━━━━━ Input data ━━━━━

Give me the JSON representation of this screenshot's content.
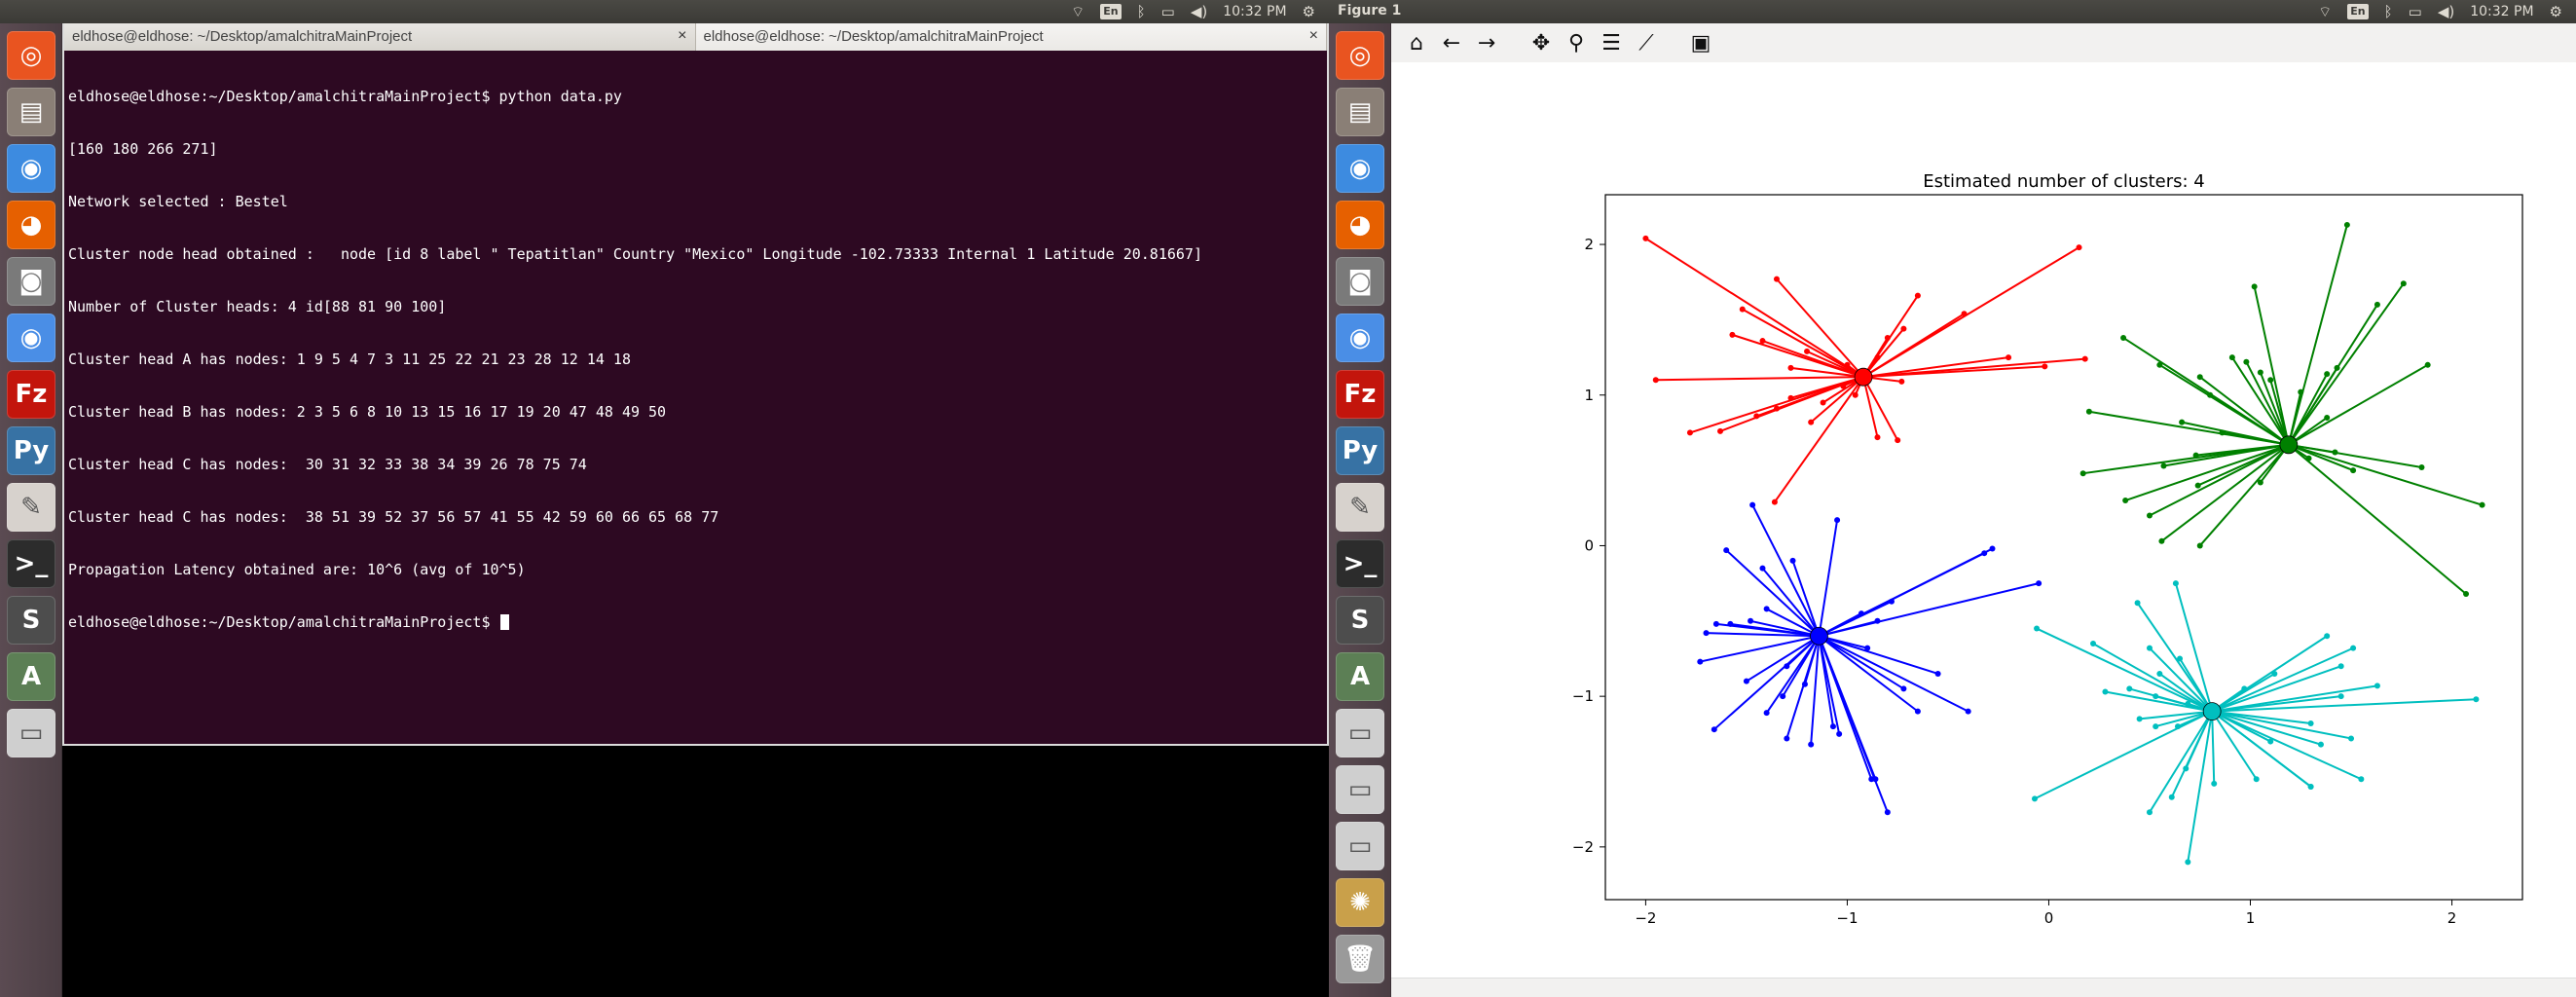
{
  "left": {
    "indicators": {
      "keyboard": "En",
      "clock": "10:32 PM"
    },
    "terminal": {
      "tabs": [
        {
          "title": "eldhose@eldhose: ~/Desktop/amalchitraMainProject",
          "active": false
        },
        {
          "title": "eldhose@eldhose: ~/Desktop/amalchitraMainProject",
          "active": true
        }
      ],
      "lines": [
        "eldhose@eldhose:~/Desktop/amalchitraMainProject$ python data.py",
        "[160 180 266 271]",
        "Network selected : Bestel",
        "Cluster node head obtained :   node [id 8 label \" Tepatitlan\" Country \"Mexico\" Longitude -102.73333 Internal 1 Latitude 20.81667]",
        "Number of Cluster heads: 4 id[88 81 90 100]",
        "Cluster head A has nodes: 1 9 5 4 7 3 11 25 22 21 23 28 12 14 18",
        "Cluster head B has nodes: 2 3 5 6 8 10 13 15 16 17 19 20 47 48 49 50",
        "Cluster head C has nodes:  30 31 32 33 38 34 39 26 78 75 74",
        "Cluster head C has nodes:  38 51 39 52 37 56 57 41 55 42 59 60 66 65 68 77",
        "Propagation Latency obtained are: 10^6 (avg of 10^5)"
      ],
      "prompt": "eldhose@eldhose:~/Desktop/amalchitraMainProject$ "
    }
  },
  "right": {
    "window_title": "Figure 1",
    "indicators": {
      "keyboard": "En",
      "clock": "10:32 PM"
    },
    "toolbar": [
      {
        "name": "home-icon",
        "glyph": "⌂"
      },
      {
        "name": "back-arrow-icon",
        "glyph": "←"
      },
      {
        "name": "forward-arrow-icon",
        "glyph": "→"
      },
      {
        "name": "pan-icon",
        "glyph": "✥"
      },
      {
        "name": "zoom-icon",
        "glyph": "⚲"
      },
      {
        "name": "configure-subplots-icon",
        "glyph": "☰"
      },
      {
        "name": "edit-axis-icon",
        "glyph": "⟋"
      },
      {
        "name": "save-icon",
        "glyph": "▣"
      }
    ]
  },
  "launcher_icons": [
    "ubuntu-icon",
    "files-icon",
    "chrome-icon",
    "firefox-icon",
    "screenshot-icon",
    "chromium-icon",
    "filezilla-icon",
    "python-icon",
    "pdf-reader-icon",
    "terminal-icon",
    "sublime-text-icon",
    "software-updater-icon",
    "drive-icon",
    "drive-icon",
    "drive-icon",
    "system-settings-icon",
    "trash-icon"
  ],
  "chart_data": {
    "type": "scatter",
    "title": "Estimated number of clusters: 4",
    "xlabel": "",
    "ylabel": "",
    "xlim": [
      -2.2,
      2.35
    ],
    "ylim": [
      -2.35,
      2.33
    ],
    "xticks": [
      -2,
      -1,
      0,
      1,
      2
    ],
    "yticks": [
      -2,
      -1,
      0,
      1,
      2
    ],
    "tick_labels_x": [
      "−2",
      "−1",
      "0",
      "1",
      "2"
    ],
    "tick_labels_y": [
      "−2",
      "−1",
      "0",
      "1",
      "2"
    ],
    "grid": false,
    "series": [
      {
        "color": "#ff0000",
        "center": [
          -0.92,
          1.12
        ],
        "points": [
          [
            -2.0,
            2.04
          ],
          [
            -1.35,
            1.77
          ],
          [
            -1.52,
            1.57
          ],
          [
            -1.57,
            1.4
          ],
          [
            -1.95,
            1.1
          ],
          [
            -1.78,
            0.75
          ],
          [
            -1.63,
            0.76
          ],
          [
            -1.45,
            0.86
          ],
          [
            -1.35,
            0.91
          ],
          [
            -1.28,
            0.98
          ],
          [
            -1.42,
            1.36
          ],
          [
            -1.2,
            1.29
          ],
          [
            -1.18,
            0.82
          ],
          [
            -1.12,
            0.95
          ],
          [
            -1.36,
            0.29
          ],
          [
            -1.0,
            1.2
          ],
          [
            -1.02,
            1.06
          ],
          [
            -0.85,
            0.72
          ],
          [
            -0.75,
            0.7
          ],
          [
            -0.65,
            1.66
          ],
          [
            -0.72,
            1.44
          ],
          [
            -0.42,
            1.54
          ],
          [
            -0.2,
            1.25
          ],
          [
            -0.02,
            1.19
          ],
          [
            0.15,
            1.98
          ],
          [
            0.18,
            1.24
          ],
          [
            -0.85,
            1.25
          ],
          [
            -0.8,
            1.38
          ],
          [
            -1.28,
            1.18
          ],
          [
            -0.96,
            1.0
          ],
          [
            -0.73,
            1.09
          ]
        ]
      },
      {
        "color": "#008000",
        "center": [
          1.19,
          0.67
        ],
        "points": [
          [
            1.48,
            2.13
          ],
          [
            1.76,
            1.74
          ],
          [
            1.02,
            1.72
          ],
          [
            1.63,
            1.6
          ],
          [
            1.38,
            1.14
          ],
          [
            1.43,
            1.18
          ],
          [
            1.88,
            1.2
          ],
          [
            0.37,
            1.38
          ],
          [
            0.55,
            1.2
          ],
          [
            0.75,
            1.12
          ],
          [
            0.98,
            1.22
          ],
          [
            1.05,
            1.15
          ],
          [
            1.1,
            1.1
          ],
          [
            0.2,
            0.89
          ],
          [
            0.66,
            0.82
          ],
          [
            0.86,
            0.75
          ],
          [
            0.73,
            0.6
          ],
          [
            0.57,
            0.53
          ],
          [
            0.17,
            0.48
          ],
          [
            0.38,
            0.3
          ],
          [
            0.5,
            0.2
          ],
          [
            0.56,
            0.03
          ],
          [
            0.74,
            0.4
          ],
          [
            0.75,
            0.0
          ],
          [
            1.29,
            0.58
          ],
          [
            1.42,
            0.62
          ],
          [
            1.51,
            0.5
          ],
          [
            1.85,
            0.52
          ],
          [
            2.15,
            0.27
          ],
          [
            2.07,
            -0.32
          ],
          [
            1.38,
            0.85
          ],
          [
            1.25,
            1.02
          ],
          [
            0.91,
            1.25
          ],
          [
            0.8,
            1.0
          ],
          [
            1.05,
            0.42
          ]
        ]
      },
      {
        "color": "#0000ff",
        "center": [
          -1.14,
          -0.6
        ],
        "points": [
          [
            -1.47,
            0.27
          ],
          [
            -1.27,
            -0.1
          ],
          [
            -1.05,
            0.17
          ],
          [
            -1.6,
            -0.03
          ],
          [
            -1.42,
            -0.15
          ],
          [
            -1.65,
            -0.52
          ],
          [
            -1.58,
            -0.52
          ],
          [
            -1.7,
            -0.58
          ],
          [
            -1.73,
            -0.77
          ],
          [
            -1.5,
            -0.9
          ],
          [
            -1.3,
            -0.8
          ],
          [
            -1.4,
            -1.11
          ],
          [
            -1.32,
            -1.0
          ],
          [
            -1.66,
            -1.22
          ],
          [
            -1.3,
            -1.28
          ],
          [
            -1.21,
            -0.92
          ],
          [
            -1.18,
            -1.32
          ],
          [
            -1.07,
            -1.2
          ],
          [
            -1.04,
            -1.25
          ],
          [
            -0.86,
            -1.55
          ],
          [
            -0.8,
            -1.77
          ],
          [
            -0.88,
            -1.55
          ],
          [
            -0.72,
            -0.95
          ],
          [
            -0.65,
            -1.1
          ],
          [
            -0.55,
            -0.85
          ],
          [
            -0.4,
            -1.1
          ],
          [
            -0.28,
            -0.02
          ],
          [
            -0.32,
            -0.05
          ],
          [
            -0.05,
            -0.25
          ],
          [
            -0.78,
            -0.37
          ],
          [
            -0.85,
            -0.5
          ],
          [
            -0.9,
            -0.68
          ],
          [
            -0.93,
            -0.45
          ],
          [
            -1.4,
            -0.42
          ],
          [
            -1.48,
            -0.5
          ]
        ]
      },
      {
        "color": "#00bfbf",
        "center": [
          0.81,
          -1.1
        ],
        "points": [
          [
            0.63,
            -0.25
          ],
          [
            0.44,
            -0.38
          ],
          [
            -0.06,
            -0.55
          ],
          [
            0.22,
            -0.65
          ],
          [
            0.28,
            -0.97
          ],
          [
            0.4,
            -0.95
          ],
          [
            0.53,
            -1.0
          ],
          [
            0.45,
            -1.15
          ],
          [
            0.53,
            -1.2
          ],
          [
            0.64,
            -1.2
          ],
          [
            0.65,
            -0.75
          ],
          [
            0.5,
            -0.68
          ],
          [
            0.55,
            -0.85
          ],
          [
            0.69,
            -1.05
          ],
          [
            0.97,
            -0.95
          ],
          [
            1.12,
            -0.85
          ],
          [
            1.38,
            -0.6
          ],
          [
            1.51,
            -0.68
          ],
          [
            1.45,
            -0.8
          ],
          [
            1.63,
            -0.93
          ],
          [
            1.45,
            -1.0
          ],
          [
            2.12,
            -1.02
          ],
          [
            1.5,
            -1.28
          ],
          [
            1.55,
            -1.55
          ],
          [
            1.3,
            -1.18
          ],
          [
            1.35,
            -1.32
          ],
          [
            1.3,
            -1.6
          ],
          [
            1.3,
            -1.6
          ],
          [
            1.03,
            -1.55
          ],
          [
            0.82,
            -1.58
          ],
          [
            0.68,
            -1.48
          ],
          [
            0.61,
            -1.67
          ],
          [
            0.5,
            -1.77
          ],
          [
            0.69,
            -2.1
          ],
          [
            -0.07,
            -1.68
          ],
          [
            1.1,
            -1.3
          ]
        ]
      }
    ]
  }
}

━━━━━

Objective: Lines containing the string "Desktop" are to be selected and copied.

Complete answer:
          "title": "eldhose@eldhose: ~/Desktop/amalchitraMainProject",
          "title": "eldhose@eldhose: ~/Desktop/amalchitraMainProject",
        "eldhose@eldhose:~/Desktop/amalchitraMainProject$ python data.py",
      "prompt": "eldhose@eldhose:~/Desktop/amalchitraMainProject$ "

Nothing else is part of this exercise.